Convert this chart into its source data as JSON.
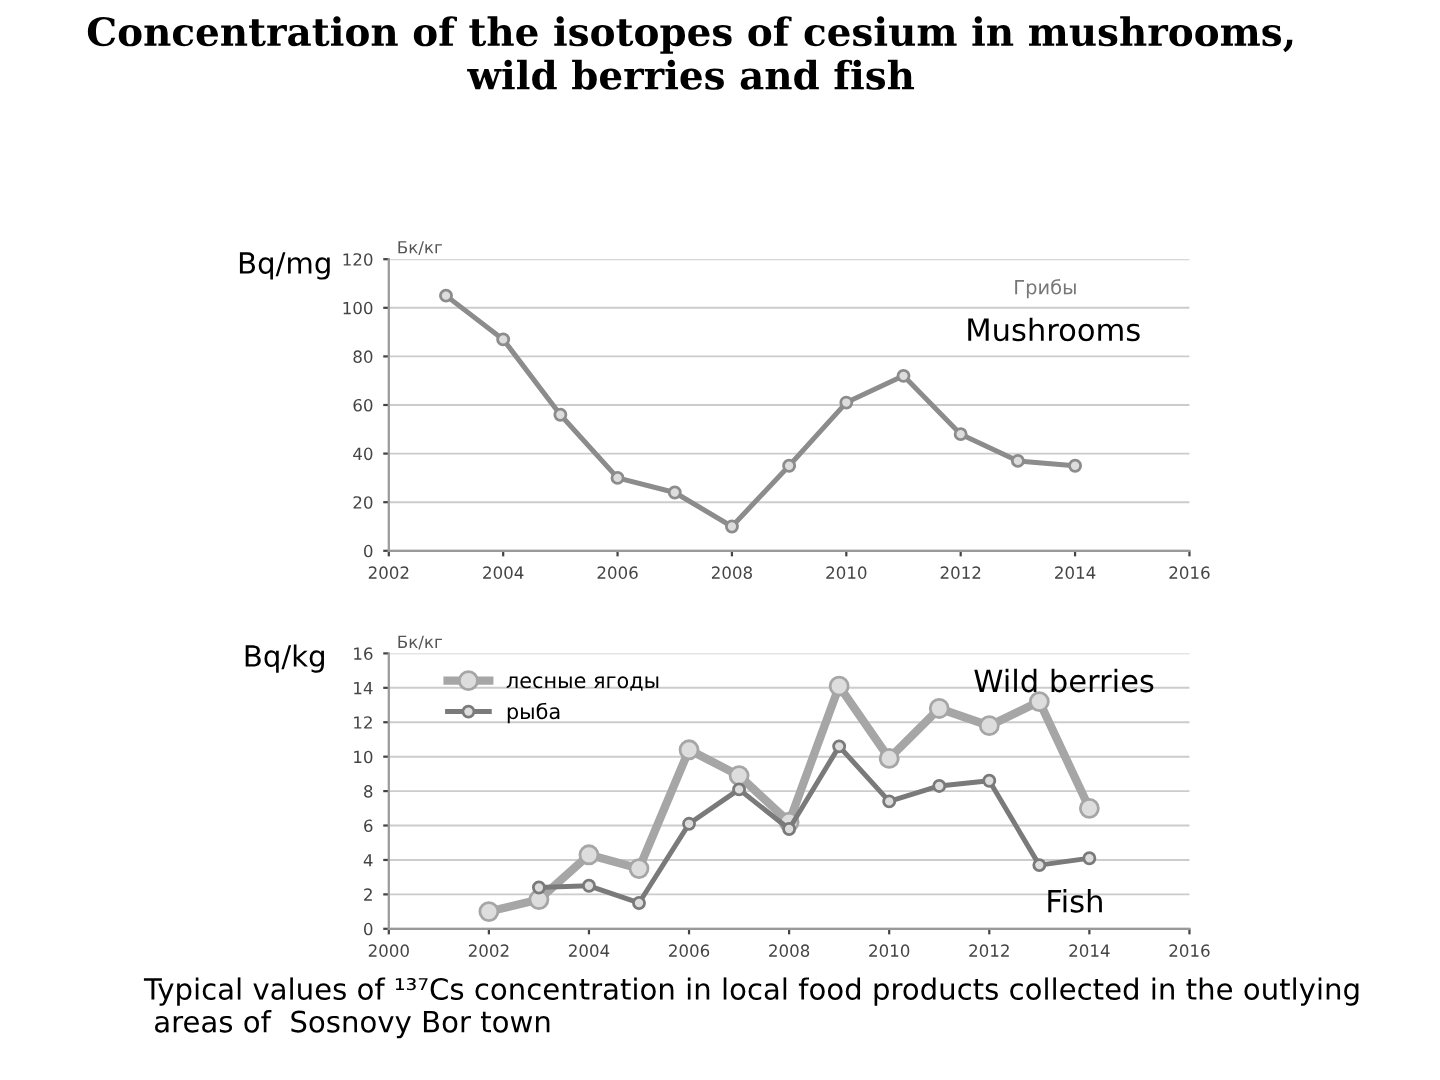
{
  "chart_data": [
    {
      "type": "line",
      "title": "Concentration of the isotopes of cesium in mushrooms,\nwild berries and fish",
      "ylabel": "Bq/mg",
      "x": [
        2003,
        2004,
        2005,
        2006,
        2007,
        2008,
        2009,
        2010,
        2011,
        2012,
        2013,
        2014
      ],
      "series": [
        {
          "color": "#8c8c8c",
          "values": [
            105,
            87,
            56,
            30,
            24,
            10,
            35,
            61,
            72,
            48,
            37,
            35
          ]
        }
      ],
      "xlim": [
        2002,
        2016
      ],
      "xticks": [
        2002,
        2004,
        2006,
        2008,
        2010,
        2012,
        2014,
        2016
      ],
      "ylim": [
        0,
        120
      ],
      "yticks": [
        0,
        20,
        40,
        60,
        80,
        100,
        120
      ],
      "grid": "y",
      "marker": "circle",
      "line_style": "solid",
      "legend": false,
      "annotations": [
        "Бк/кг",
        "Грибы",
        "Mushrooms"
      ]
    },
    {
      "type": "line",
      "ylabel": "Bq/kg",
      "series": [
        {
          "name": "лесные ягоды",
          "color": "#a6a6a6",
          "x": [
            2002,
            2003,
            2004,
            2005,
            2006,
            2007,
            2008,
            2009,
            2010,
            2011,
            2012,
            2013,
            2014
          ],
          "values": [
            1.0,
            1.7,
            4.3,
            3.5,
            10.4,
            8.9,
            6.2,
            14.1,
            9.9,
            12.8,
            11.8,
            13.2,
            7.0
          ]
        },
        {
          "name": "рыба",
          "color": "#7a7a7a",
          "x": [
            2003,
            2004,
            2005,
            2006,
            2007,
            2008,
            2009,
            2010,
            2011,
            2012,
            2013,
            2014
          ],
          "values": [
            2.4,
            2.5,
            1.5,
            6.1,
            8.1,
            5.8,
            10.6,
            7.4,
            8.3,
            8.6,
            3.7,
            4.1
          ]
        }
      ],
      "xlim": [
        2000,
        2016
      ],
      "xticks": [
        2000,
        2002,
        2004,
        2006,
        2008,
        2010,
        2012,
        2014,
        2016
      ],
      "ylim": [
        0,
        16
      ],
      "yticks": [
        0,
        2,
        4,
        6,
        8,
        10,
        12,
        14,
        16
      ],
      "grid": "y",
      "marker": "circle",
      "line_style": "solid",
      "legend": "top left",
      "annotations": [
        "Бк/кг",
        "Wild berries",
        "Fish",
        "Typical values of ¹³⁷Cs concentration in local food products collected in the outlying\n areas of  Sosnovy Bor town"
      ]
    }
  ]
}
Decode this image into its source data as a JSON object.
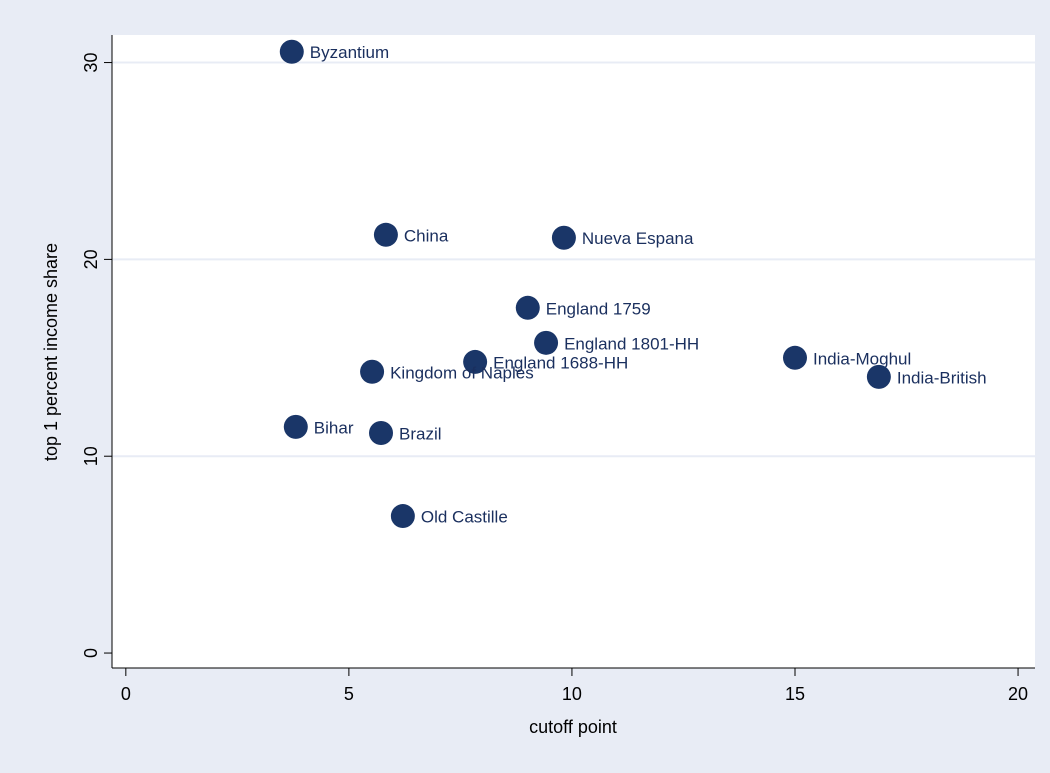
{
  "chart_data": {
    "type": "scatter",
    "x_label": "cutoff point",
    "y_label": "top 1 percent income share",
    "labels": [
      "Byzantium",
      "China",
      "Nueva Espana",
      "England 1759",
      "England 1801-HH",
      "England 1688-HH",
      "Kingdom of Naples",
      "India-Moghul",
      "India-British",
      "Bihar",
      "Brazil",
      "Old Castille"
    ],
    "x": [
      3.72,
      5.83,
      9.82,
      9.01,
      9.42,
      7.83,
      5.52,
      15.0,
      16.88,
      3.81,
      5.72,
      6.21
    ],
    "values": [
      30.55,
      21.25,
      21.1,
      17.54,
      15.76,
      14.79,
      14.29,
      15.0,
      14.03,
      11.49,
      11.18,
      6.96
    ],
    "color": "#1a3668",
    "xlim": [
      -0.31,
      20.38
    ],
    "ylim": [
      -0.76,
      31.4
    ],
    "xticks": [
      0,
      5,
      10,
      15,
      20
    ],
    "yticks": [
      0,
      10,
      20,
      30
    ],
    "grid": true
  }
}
**********
*What the exercise asks:* Output an exact copy of the material, with the pictures removed.

*Result of this exercise:*
Convert this chart into its source data as JSON.
{
  "chart_data": [
    {
      "type": "line",
      "title": "Concentration of the isotopes of cesium in mushrooms,\nwild berries and fish",
      "ylabel": "Bq/mg",
      "x": [
        2003,
        2004,
        2005,
        2006,
        2007,
        2008,
        2009,
        2010,
        2011,
        2012,
        2013,
        2014
      ],
      "series": [
        {
          "color": "#8c8c8c",
          "values": [
            105,
            87,
            56,
            30,
            24,
            10,
            35,
            61,
            72,
            48,
            37,
            35
          ]
        }
      ],
      "xlim": [
        2002,
        2016
      ],
      "xticks": [
        2002,
        2004,
        2006,
        2008,
        2010,
        2012,
        2014,
        2016
      ],
      "ylim": [
        0,
        120
      ],
      "yticks": [
        0,
        20,
        40,
        60,
        80,
        100,
        120
      ],
      "grid": "y",
      "marker": "circle",
      "line_style": "solid",
      "legend": false,
      "annotations": [
        "Бк/кг",
        "Грибы",
        "Mushrooms"
      ]
    },
    {
      "type": "line",
      "ylabel": "Bq/kg",
      "series": [
        {
          "name": "лесные ягоды",
          "color": "#a6a6a6",
          "x": [
            2002,
            2003,
            2004,
            2005,
            2006,
            2007,
            2008,
            2009,
            2010,
            2011,
            2012,
            2013,
            2014
          ],
          "values": [
            1.0,
            1.7,
            4.3,
            3.5,
            10.4,
            8.9,
            6.2,
            14.1,
            9.9,
            12.8,
            11.8,
            13.2,
            7.0
          ]
        },
        {
          "name": "рыба",
          "color": "#7a7a7a",
          "x": [
            2003,
            2004,
            2005,
            2006,
            2007,
            2008,
            2009,
            2010,
            2011,
            2012,
            2013,
            2014
          ],
          "values": [
            2.4,
            2.5,
            1.5,
            6.1,
            8.1,
            5.8,
            10.6,
            7.4,
            8.3,
            8.6,
            3.7,
            4.1
          ]
        }
      ],
      "xlim": [
        2000,
        2016
      ],
      "xticks": [
        2000,
        2002,
        2004,
        2006,
        2008,
        2010,
        2012,
        2014,
        2016
      ],
      "ylim": [
        0,
        16
      ],
      "yticks": [
        0,
        2,
        4,
        6,
        8,
        10,
        12,
        14,
        16
      ],
      "grid": "y",
      "marker": "circle",
      "line_style": "solid",
      "legend": "top left",
      "annotations": [
        "Бк/кг",
        "Wild berries",
        "Fish",
        "Typical values of ¹³⁷Cs concentration in local food products collected in the outlying\n areas of  Sosnovy Bor town"
      ]
    }
  ]
}
Decode this image into its source data as a JSON object.
{
  "chart_data": {
    "type": "scatter",
    "x_label": "cutoff point",
    "y_label": "top 1 percent income share",
    "labels": [
      "Byzantium",
      "China",
      "Nueva Espana",
      "England 1759",
      "England 1801-HH",
      "England 1688-HH",
      "Kingdom of Naples",
      "India-Moghul",
      "India-British",
      "Bihar",
      "Brazil",
      "Old Castille"
    ],
    "x": [
      3.72,
      5.83,
      9.82,
      9.01,
      9.42,
      7.83,
      5.52,
      15.0,
      16.88,
      3.81,
      5.72,
      6.21
    ],
    "values": [
      30.55,
      21.25,
      21.1,
      17.54,
      15.76,
      14.79,
      14.29,
      15.0,
      14.03,
      11.49,
      11.18,
      6.96
    ],
    "color": "#1a3668",
    "xlim": [
      -0.31,
      20.38
    ],
    "ylim": [
      -0.76,
      31.4
    ],
    "xticks": [
      0,
      5,
      10,
      15,
      20
    ],
    "yticks": [
      0,
      10,
      20,
      30
    ],
    "grid": true
  }
}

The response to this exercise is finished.